**What is needed:** Your answer should be a single number: how many lines in the data below hold the string "ambulant".

--- begin The input ---

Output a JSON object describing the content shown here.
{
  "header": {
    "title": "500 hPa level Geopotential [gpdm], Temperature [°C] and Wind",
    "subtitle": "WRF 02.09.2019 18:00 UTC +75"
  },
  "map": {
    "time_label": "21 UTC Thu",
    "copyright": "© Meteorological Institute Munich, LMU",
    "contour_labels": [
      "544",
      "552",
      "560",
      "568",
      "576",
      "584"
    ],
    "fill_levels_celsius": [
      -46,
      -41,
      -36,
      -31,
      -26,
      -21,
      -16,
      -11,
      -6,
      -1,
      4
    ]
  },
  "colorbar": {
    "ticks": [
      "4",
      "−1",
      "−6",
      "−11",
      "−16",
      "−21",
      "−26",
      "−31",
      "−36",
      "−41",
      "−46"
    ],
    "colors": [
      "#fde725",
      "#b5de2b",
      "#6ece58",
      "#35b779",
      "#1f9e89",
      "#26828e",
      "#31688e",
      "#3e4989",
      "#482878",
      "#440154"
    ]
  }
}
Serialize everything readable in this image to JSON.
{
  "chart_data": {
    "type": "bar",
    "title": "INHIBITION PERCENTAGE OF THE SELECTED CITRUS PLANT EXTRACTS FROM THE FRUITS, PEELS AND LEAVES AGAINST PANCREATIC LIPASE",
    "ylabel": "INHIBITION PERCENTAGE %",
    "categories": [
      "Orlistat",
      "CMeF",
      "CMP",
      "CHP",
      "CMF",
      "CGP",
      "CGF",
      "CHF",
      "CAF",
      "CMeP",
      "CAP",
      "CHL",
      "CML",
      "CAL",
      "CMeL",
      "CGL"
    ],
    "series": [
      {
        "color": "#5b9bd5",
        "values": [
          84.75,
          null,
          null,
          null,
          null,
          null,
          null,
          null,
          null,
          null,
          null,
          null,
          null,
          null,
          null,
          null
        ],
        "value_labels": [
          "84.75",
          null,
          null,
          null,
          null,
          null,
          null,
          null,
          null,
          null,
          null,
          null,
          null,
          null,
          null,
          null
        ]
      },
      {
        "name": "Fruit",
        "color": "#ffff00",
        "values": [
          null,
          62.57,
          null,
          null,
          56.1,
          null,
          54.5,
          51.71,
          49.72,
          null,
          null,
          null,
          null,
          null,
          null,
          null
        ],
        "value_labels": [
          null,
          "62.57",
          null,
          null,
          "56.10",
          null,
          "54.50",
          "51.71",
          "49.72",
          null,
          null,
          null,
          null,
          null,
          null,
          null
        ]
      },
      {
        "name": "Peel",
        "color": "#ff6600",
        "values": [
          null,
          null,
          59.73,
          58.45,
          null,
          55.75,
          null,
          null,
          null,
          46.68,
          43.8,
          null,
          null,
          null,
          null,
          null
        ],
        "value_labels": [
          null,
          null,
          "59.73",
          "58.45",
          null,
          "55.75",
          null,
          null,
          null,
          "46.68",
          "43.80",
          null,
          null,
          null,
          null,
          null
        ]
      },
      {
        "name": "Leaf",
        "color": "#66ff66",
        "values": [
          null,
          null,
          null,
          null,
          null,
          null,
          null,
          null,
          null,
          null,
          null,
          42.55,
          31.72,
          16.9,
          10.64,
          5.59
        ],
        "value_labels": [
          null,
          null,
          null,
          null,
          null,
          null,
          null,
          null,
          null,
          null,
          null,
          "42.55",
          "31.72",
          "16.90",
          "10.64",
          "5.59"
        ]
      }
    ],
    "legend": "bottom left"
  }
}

--- end The input ---
--- begin The input ---

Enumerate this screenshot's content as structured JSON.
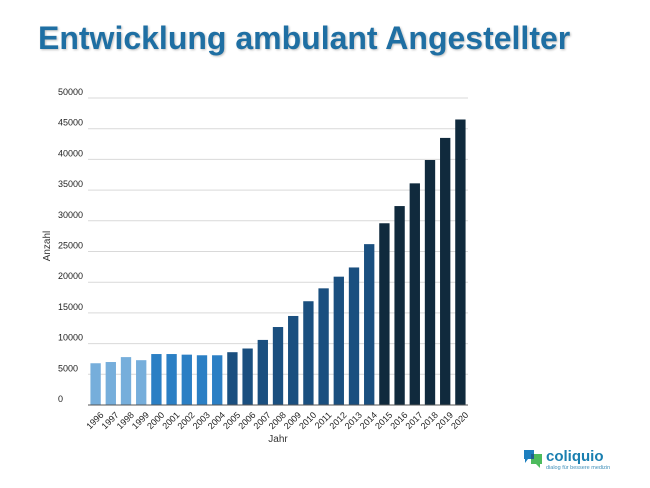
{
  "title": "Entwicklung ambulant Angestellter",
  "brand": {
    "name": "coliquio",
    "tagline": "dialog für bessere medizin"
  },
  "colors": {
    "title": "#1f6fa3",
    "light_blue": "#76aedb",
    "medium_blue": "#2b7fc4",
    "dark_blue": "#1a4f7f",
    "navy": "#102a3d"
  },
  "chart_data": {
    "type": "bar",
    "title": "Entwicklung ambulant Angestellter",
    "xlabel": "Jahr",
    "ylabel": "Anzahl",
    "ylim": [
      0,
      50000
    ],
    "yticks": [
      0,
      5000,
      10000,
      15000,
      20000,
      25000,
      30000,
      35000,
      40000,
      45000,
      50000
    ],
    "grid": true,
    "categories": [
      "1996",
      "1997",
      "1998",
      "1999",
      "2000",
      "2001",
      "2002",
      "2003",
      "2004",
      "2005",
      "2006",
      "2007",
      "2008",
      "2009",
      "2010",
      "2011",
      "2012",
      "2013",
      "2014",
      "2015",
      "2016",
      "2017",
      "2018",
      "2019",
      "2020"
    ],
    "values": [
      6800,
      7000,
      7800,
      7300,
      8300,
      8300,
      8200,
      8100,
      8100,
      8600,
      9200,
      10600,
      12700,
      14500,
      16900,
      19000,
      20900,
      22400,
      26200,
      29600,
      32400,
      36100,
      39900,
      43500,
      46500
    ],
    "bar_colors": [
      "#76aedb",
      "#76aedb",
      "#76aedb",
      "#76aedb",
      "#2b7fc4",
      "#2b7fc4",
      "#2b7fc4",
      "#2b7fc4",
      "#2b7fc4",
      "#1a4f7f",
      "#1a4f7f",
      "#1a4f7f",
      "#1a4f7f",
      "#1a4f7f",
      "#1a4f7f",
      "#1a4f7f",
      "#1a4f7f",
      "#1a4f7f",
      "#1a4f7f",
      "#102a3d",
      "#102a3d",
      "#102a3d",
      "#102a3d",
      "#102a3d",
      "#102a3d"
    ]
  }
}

--- end The input ---
--- begin The input ---

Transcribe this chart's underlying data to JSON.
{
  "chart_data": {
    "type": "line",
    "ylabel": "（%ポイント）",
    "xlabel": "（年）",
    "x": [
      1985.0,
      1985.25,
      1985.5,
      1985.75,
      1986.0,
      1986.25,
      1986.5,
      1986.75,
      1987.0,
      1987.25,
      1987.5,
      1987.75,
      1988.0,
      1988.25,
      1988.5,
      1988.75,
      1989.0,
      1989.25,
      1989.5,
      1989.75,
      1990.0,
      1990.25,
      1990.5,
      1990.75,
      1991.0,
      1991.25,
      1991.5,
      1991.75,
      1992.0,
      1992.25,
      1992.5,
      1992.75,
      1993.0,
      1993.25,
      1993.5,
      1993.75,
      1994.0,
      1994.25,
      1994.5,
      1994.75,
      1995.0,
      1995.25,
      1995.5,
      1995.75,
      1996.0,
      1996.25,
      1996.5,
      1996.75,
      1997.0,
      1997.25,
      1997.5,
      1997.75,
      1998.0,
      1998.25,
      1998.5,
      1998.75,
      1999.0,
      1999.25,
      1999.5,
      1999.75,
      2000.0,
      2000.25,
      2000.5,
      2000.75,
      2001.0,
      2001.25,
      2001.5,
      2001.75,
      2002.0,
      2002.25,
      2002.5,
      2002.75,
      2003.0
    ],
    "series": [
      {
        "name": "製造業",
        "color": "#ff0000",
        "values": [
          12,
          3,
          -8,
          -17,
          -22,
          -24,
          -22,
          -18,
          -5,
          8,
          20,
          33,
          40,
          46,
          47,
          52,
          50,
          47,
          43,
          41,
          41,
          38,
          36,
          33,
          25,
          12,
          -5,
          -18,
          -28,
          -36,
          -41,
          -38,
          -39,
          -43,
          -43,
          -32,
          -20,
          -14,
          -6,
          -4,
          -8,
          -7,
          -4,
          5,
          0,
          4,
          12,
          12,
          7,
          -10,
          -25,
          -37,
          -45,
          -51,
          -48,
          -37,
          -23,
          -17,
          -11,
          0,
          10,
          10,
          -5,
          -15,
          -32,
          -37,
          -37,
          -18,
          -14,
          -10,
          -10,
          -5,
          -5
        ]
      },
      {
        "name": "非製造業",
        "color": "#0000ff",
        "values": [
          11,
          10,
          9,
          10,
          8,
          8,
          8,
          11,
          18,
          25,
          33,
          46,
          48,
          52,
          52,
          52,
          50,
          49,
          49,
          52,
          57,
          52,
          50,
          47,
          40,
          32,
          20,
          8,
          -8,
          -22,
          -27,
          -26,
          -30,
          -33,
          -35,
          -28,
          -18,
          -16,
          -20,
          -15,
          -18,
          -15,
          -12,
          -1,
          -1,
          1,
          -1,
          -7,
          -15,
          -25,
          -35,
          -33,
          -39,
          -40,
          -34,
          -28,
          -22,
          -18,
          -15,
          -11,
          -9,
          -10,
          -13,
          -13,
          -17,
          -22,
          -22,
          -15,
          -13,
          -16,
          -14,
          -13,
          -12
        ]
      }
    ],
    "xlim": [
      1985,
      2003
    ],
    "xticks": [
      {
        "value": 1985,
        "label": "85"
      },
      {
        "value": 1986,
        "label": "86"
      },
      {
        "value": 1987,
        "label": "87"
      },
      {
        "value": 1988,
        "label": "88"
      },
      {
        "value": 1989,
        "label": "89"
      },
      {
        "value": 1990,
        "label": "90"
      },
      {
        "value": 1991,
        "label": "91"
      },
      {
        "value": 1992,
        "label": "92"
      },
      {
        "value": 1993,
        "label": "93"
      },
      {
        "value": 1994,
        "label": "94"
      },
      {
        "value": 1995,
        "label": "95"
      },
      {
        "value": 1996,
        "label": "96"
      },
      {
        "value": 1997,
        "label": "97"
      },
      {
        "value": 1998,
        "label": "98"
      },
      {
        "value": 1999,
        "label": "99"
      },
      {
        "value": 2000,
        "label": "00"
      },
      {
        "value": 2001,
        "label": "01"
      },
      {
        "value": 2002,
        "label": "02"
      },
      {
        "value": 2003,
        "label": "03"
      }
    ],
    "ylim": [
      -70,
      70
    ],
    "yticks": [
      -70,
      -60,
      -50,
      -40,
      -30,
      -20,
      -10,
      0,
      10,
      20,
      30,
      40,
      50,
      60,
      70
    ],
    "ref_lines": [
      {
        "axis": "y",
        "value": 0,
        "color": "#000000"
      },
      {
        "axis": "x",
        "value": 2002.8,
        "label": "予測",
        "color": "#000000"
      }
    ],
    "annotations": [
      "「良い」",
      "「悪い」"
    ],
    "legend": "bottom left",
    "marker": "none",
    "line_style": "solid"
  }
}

--- end The input ---

**Result of the task:** 2